(Problem) Go through the entries one line at a time, and gather every line that has the word "meta".

··· The input ···

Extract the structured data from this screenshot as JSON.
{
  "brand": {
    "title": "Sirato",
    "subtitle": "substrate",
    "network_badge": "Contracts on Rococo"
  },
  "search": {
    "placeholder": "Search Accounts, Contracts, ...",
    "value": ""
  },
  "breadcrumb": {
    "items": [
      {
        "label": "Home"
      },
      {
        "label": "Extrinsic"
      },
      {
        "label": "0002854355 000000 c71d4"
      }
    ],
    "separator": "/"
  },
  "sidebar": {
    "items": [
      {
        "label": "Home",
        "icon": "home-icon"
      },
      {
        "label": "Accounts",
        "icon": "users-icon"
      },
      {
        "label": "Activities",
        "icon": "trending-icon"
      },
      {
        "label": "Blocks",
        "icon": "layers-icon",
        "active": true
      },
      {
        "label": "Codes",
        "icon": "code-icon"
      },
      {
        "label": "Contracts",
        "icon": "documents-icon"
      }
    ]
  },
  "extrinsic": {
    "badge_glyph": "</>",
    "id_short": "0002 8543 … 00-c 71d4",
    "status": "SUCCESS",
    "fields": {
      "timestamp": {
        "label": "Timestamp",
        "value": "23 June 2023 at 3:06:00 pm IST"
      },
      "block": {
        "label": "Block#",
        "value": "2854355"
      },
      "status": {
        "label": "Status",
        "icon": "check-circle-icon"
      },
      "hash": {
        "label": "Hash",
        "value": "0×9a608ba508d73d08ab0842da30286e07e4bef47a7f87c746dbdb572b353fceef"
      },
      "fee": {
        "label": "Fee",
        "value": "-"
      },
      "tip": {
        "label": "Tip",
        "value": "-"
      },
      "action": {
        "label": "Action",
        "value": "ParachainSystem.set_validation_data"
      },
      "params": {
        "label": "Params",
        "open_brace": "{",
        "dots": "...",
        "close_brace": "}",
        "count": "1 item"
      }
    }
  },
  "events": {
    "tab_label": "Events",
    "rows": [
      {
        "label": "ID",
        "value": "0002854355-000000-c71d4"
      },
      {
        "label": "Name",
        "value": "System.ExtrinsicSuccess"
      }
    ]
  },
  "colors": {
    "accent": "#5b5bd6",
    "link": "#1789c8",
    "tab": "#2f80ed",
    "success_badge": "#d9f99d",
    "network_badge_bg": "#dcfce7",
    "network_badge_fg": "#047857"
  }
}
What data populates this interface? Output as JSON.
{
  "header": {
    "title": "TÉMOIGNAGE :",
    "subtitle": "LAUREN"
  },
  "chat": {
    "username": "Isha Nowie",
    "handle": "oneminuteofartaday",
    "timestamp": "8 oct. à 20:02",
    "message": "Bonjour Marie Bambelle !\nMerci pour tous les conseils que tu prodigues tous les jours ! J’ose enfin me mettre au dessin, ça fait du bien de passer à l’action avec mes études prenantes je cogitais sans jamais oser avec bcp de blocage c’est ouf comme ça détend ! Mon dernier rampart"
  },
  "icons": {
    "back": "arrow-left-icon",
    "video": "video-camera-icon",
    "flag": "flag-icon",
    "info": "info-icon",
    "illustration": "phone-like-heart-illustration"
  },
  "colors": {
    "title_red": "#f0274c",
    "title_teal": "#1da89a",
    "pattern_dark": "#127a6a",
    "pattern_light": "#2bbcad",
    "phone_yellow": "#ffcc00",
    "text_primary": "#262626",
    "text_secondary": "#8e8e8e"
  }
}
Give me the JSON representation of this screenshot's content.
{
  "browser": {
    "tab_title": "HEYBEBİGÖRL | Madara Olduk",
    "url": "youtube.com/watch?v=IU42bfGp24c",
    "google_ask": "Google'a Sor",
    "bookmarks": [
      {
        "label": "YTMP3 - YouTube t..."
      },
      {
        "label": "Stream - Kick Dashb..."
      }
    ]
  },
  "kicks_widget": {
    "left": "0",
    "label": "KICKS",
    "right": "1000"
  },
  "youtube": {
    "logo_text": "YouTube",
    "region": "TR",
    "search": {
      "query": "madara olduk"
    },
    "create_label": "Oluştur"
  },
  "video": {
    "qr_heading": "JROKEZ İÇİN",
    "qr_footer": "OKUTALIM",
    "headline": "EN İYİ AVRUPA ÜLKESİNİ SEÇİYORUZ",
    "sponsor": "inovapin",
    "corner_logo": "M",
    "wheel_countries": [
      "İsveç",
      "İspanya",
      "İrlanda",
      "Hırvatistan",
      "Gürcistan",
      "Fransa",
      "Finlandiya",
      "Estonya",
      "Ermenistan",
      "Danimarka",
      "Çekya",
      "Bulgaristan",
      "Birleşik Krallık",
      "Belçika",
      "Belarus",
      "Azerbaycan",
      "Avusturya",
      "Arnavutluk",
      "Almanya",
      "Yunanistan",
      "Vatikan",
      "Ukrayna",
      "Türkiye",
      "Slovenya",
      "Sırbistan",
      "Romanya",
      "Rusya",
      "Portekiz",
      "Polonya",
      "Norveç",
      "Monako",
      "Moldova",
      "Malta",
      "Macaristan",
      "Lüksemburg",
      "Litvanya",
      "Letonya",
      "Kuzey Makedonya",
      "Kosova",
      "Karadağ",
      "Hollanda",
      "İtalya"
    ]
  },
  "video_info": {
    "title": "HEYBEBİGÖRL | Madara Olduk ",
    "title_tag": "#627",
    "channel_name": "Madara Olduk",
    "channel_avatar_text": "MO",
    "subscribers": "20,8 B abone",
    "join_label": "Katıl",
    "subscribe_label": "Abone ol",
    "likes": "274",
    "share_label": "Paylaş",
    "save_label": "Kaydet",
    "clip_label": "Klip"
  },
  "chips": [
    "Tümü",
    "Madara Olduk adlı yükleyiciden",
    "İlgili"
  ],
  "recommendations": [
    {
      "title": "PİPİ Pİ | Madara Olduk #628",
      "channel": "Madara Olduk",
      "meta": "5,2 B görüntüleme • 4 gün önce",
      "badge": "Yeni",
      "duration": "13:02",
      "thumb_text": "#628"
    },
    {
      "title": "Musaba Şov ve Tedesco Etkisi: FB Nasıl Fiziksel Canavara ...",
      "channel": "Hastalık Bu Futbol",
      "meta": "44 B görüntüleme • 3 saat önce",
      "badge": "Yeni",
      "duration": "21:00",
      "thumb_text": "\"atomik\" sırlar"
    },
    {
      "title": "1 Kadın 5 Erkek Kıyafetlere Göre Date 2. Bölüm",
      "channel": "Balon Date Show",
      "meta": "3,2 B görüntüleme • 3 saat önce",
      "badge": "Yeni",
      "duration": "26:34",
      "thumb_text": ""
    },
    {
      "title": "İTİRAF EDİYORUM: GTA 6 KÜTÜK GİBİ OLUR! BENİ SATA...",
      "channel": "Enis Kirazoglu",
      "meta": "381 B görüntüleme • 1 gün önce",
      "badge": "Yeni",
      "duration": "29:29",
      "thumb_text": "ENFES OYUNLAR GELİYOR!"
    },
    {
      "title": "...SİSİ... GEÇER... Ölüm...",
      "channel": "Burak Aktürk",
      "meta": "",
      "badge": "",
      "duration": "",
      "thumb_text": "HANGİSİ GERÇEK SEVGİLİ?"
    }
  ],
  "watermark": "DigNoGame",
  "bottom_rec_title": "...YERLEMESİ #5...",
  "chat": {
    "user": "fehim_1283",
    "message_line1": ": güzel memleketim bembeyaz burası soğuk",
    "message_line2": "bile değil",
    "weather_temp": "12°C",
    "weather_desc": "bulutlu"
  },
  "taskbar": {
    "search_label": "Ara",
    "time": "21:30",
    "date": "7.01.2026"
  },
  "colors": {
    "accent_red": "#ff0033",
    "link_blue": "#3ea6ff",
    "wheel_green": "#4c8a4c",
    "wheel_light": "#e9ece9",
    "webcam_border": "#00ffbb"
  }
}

···

(Task result)
      "meta": "5,2 B görüntüleme • 4 gün önce",
      "meta": "44 B görüntüleme • 3 saat önce",
      "meta": "3,2 B görüntüleme • 3 saat önce",
      "meta": "381 B görüntüleme • 1 gün önce",
      "meta": "",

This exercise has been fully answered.